[Begin Recorded data]
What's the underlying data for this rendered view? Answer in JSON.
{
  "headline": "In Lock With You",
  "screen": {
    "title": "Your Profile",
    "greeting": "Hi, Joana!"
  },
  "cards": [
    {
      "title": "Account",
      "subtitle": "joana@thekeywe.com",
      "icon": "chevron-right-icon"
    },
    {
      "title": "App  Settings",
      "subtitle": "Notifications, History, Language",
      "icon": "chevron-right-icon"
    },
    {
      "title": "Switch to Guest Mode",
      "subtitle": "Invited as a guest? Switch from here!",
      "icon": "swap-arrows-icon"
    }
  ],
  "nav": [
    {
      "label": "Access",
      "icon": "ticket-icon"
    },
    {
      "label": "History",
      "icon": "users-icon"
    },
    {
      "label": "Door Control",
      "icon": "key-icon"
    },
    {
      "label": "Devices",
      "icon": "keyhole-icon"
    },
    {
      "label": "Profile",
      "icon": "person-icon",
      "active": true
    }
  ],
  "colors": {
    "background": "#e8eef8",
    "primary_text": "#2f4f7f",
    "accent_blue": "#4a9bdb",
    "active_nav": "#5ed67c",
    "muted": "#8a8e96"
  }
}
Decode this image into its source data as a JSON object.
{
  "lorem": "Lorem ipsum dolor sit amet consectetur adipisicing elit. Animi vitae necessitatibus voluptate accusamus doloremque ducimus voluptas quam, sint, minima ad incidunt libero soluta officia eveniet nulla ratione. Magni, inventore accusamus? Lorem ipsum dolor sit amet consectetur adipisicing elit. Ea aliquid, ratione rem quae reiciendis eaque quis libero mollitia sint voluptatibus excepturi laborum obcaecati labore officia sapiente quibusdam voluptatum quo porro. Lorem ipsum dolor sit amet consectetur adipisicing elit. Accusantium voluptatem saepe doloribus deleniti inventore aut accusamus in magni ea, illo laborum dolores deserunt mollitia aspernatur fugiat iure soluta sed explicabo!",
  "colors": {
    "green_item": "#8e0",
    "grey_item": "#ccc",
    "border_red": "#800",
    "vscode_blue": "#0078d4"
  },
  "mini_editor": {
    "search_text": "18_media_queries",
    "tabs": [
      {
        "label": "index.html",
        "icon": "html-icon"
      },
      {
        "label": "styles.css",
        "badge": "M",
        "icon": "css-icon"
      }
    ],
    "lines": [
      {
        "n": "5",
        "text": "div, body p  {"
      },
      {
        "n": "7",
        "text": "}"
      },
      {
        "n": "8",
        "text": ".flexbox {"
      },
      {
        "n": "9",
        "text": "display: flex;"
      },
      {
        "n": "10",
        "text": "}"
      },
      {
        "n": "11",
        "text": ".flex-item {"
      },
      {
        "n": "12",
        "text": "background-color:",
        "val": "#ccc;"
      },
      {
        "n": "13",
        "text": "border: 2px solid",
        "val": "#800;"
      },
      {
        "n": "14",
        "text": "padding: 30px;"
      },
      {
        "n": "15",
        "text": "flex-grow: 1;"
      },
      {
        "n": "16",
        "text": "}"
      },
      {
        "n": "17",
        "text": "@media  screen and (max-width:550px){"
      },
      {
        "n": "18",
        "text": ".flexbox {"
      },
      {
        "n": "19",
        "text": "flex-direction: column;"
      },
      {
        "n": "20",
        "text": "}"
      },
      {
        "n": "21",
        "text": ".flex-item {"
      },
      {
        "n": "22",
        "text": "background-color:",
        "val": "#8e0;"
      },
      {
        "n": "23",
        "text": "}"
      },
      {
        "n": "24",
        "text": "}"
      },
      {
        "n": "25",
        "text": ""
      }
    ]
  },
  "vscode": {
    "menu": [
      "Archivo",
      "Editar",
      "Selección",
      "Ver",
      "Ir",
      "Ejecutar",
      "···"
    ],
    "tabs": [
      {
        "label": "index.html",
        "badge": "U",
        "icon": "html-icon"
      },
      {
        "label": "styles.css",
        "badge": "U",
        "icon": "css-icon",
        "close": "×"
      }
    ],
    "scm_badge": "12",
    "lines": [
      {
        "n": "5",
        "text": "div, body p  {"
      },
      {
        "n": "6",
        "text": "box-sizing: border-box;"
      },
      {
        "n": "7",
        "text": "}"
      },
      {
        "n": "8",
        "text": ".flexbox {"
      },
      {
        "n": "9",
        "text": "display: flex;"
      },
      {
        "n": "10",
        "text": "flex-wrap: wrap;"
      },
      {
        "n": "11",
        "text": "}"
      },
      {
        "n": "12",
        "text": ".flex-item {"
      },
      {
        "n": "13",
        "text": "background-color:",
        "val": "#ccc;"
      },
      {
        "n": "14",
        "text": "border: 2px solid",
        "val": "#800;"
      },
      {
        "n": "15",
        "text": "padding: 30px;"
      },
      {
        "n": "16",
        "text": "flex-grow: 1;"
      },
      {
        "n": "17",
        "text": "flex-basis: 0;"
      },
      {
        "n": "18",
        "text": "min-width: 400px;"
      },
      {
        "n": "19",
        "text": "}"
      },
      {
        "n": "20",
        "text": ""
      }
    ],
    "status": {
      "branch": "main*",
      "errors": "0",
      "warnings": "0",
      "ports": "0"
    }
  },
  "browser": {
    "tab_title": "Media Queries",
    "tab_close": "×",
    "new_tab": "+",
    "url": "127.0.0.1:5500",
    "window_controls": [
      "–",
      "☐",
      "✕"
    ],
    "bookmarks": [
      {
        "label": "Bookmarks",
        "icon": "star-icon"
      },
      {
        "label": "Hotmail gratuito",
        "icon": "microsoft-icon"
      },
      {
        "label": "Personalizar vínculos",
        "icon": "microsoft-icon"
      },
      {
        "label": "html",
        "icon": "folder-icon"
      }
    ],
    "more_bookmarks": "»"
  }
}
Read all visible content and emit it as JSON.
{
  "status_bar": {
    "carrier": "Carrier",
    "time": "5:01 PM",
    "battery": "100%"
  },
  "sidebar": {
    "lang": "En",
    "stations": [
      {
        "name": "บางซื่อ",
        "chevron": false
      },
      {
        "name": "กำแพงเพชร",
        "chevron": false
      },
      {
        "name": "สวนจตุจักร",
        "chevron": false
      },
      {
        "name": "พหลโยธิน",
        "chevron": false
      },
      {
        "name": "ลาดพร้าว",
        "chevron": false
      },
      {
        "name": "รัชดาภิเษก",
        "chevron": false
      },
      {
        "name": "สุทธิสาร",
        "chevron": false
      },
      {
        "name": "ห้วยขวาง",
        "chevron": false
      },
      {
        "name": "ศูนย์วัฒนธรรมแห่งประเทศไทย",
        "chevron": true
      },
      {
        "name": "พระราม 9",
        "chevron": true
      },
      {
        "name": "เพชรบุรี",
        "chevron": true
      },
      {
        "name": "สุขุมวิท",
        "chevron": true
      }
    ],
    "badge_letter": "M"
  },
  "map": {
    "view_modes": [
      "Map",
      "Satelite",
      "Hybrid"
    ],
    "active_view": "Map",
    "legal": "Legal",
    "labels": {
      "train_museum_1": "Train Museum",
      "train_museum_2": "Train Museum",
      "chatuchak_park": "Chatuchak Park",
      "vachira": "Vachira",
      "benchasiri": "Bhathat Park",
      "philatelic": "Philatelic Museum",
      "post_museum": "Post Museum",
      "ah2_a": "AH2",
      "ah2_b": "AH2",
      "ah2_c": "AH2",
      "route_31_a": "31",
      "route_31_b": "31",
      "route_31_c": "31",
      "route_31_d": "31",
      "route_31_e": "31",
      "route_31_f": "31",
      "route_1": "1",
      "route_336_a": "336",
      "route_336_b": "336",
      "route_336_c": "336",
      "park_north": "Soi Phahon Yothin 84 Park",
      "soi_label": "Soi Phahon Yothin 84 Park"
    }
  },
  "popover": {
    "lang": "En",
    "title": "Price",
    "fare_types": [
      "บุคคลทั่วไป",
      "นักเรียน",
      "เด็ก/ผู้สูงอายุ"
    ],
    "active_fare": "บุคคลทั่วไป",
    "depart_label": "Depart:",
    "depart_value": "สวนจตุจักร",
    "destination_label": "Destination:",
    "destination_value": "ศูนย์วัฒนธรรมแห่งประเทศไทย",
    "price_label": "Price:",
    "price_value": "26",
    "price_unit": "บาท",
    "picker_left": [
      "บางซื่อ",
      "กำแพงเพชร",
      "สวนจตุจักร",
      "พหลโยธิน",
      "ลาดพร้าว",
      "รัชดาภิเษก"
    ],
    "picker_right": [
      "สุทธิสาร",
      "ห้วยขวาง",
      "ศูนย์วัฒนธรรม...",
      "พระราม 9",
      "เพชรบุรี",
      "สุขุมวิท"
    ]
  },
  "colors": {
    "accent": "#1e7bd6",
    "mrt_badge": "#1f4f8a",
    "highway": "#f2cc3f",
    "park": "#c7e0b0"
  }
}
[End Recorded data]
**The problem**
From the records given above, copy all lines containing "สวนจต".

**Exercise solution**
        "name": "สวนจตุจักร",
    "depart_value": "สวนจตุจักร",
      "สวนจตุจักร",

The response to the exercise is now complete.